Written request:
Omit every picture while repeating the entries exactly.

BEGIN

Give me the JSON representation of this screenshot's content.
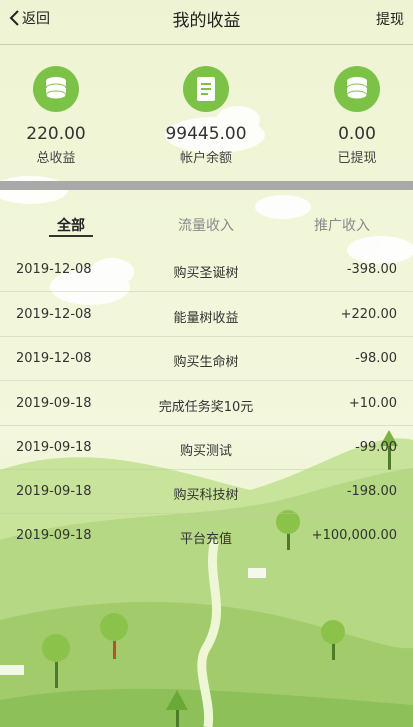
{
  "header": {
    "back_label": "返回",
    "title": "我的收益",
    "withdraw_label": "提现"
  },
  "stats": [
    {
      "value": "220.00",
      "label": "总收益",
      "icon": "coin-stack-icon"
    },
    {
      "value": "99445.00",
      "label": "帐户余额",
      "icon": "document-icon"
    },
    {
      "value": "0.00",
      "label": "已提现",
      "icon": "coin-stack-icon"
    }
  ],
  "tabs": [
    {
      "label": "全部",
      "active": true
    },
    {
      "label": "流量收入",
      "active": false
    },
    {
      "label": "推广收入",
      "active": false
    }
  ],
  "transactions": [
    {
      "date": "2019-12-08",
      "desc": "购买圣诞树",
      "amount": "-398.00"
    },
    {
      "date": "2019-12-08",
      "desc": "能量树收益",
      "amount": "+220.00"
    },
    {
      "date": "2019-12-08",
      "desc": "购买生命树",
      "amount": "-98.00"
    },
    {
      "date": "2019-09-18",
      "desc": "完成任务奖10元",
      "amount": "+10.00"
    },
    {
      "date": "2019-09-18",
      "desc": "购买测试",
      "amount": "-99.00"
    },
    {
      "date": "2019-09-18",
      "desc": "购买科技树",
      "amount": "-198.00"
    },
    {
      "date": "2019-09-18",
      "desc": "平台充值",
      "amount": "+100,000.00"
    }
  ],
  "colors": {
    "background": "#f1f6d8",
    "accent": "#7cc247",
    "hills": "#a8cf6e",
    "divider": "#a9a9a9"
  }
}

END

Completed task:
Give me the JSON representation of this screenshot's content.
{
  "header": {
    "back_label": "返回",
    "title": "我的收益",
    "withdraw_label": "提现"
  },
  "stats": [
    {
      "value": "220.00",
      "label": "总收益",
      "icon": "coin-stack-icon"
    },
    {
      "value": "99445.00",
      "label": "帐户余额",
      "icon": "document-icon"
    },
    {
      "value": "0.00",
      "label": "已提现",
      "icon": "coin-stack-icon"
    }
  ],
  "tabs": [
    {
      "label": "全部",
      "active": true
    },
    {
      "label": "流量收入",
      "active": false
    },
    {
      "label": "推广收入",
      "active": false
    }
  ],
  "transactions": [
    {
      "date": "2019-12-08",
      "desc": "购买圣诞树",
      "amount": "-398.00"
    },
    {
      "date": "2019-12-08",
      "desc": "能量树收益",
      "amount": "+220.00"
    },
    {
      "date": "2019-12-08",
      "desc": "购买生命树",
      "amount": "-98.00"
    },
    {
      "date": "2019-09-18",
      "desc": "完成任务奖10元",
      "amount": "+10.00"
    },
    {
      "date": "2019-09-18",
      "desc": "购买测试",
      "amount": "-99.00"
    },
    {
      "date": "2019-09-18",
      "desc": "购买科技树",
      "amount": "-198.00"
    },
    {
      "date": "2019-09-18",
      "desc": "平台充值",
      "amount": "+100,000.00"
    }
  ],
  "colors": {
    "background": "#f1f6d8",
    "accent": "#7cc247",
    "hills": "#a8cf6e",
    "divider": "#a9a9a9"
  }
}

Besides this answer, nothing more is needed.